◆ WORK TO DO ◆
In the usage-file description, what does a value of 1 in the rtl column indicate?

◆ TEXT ◆
* BEGIN *
The usage file is a CSV containing a header followed by as many columns as there are rows in the corpus file. The columns are as follows:

  1. index is an integer (0+) representing the position of the column.
  2. header is a string to be used as the label at the top of the column in any tables.
  3. longname is a string to be used when referring to the value in the column outside of the table -- as the name suggests, generally a longer, full title as opposed to the truncated one that might be used in a table.
  4. rtl is a boolean (0 or 1) representing whether the values in that column should be displayed right-to-left (1) or left-to-right (0).
  5. display is a boolean representing whether the column should be displayed in the tables on the web page or omitted for brevity.
  6. search is a boolean representing whether the column should be an option for searching the corpus -- i.e., whether the user can retrieve rows by that column's value.
  7. retrieve is a boolean representing whether the column should be an option for retrieval -- i.e., whether the user can retrieve that value from a row based on a search.
* END *
◆ SUPPLIED ENTRIES ◆
* BEGIN *
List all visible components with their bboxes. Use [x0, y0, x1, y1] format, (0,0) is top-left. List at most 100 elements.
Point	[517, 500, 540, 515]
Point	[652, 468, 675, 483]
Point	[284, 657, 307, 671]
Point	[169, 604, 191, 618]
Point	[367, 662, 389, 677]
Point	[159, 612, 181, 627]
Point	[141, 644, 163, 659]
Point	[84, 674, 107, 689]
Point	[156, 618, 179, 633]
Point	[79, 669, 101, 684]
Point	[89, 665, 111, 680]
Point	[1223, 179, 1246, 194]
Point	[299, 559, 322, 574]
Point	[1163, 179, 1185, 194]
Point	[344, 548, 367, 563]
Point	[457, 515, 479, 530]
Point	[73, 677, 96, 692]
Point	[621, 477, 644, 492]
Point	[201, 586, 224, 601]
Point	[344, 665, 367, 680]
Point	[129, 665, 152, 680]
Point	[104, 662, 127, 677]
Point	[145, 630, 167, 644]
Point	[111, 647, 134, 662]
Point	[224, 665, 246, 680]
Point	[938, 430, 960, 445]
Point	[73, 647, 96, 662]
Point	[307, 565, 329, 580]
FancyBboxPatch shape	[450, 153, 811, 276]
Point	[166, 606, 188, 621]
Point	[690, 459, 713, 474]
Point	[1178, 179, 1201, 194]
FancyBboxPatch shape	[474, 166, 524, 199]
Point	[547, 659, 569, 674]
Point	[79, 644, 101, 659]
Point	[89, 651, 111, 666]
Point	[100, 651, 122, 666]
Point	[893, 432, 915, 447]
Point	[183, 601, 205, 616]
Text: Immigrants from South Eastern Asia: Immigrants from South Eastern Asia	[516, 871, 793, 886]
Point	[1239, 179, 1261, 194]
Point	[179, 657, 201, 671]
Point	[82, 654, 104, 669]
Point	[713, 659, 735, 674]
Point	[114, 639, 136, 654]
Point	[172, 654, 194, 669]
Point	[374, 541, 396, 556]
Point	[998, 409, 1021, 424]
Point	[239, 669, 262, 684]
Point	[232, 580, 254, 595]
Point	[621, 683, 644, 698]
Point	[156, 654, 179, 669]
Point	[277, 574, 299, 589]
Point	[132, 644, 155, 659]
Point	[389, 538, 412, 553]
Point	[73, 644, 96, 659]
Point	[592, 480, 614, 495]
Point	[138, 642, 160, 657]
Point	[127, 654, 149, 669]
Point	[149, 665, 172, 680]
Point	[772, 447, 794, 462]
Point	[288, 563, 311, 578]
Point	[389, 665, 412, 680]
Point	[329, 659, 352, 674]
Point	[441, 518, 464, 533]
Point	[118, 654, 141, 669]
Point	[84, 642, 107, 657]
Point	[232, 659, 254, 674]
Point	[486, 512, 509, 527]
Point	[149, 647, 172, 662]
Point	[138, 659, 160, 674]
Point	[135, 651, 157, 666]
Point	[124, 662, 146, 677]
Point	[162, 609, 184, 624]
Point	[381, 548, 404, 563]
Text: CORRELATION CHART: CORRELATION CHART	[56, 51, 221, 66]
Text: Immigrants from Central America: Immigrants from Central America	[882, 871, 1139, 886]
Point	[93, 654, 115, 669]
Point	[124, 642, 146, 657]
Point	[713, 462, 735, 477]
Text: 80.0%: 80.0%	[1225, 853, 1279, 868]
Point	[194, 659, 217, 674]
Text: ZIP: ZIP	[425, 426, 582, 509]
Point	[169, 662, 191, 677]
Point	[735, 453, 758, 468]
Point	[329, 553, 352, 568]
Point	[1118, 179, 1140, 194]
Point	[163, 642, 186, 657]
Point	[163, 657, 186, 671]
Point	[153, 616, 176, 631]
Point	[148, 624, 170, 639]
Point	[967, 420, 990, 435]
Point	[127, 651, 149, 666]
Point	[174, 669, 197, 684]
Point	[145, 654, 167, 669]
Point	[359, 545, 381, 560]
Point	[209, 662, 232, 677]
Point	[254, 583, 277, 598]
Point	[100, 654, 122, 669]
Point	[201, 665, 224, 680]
* END *
◆ TASK ANSWER ◆
The values in that column should be displayed right-to-left.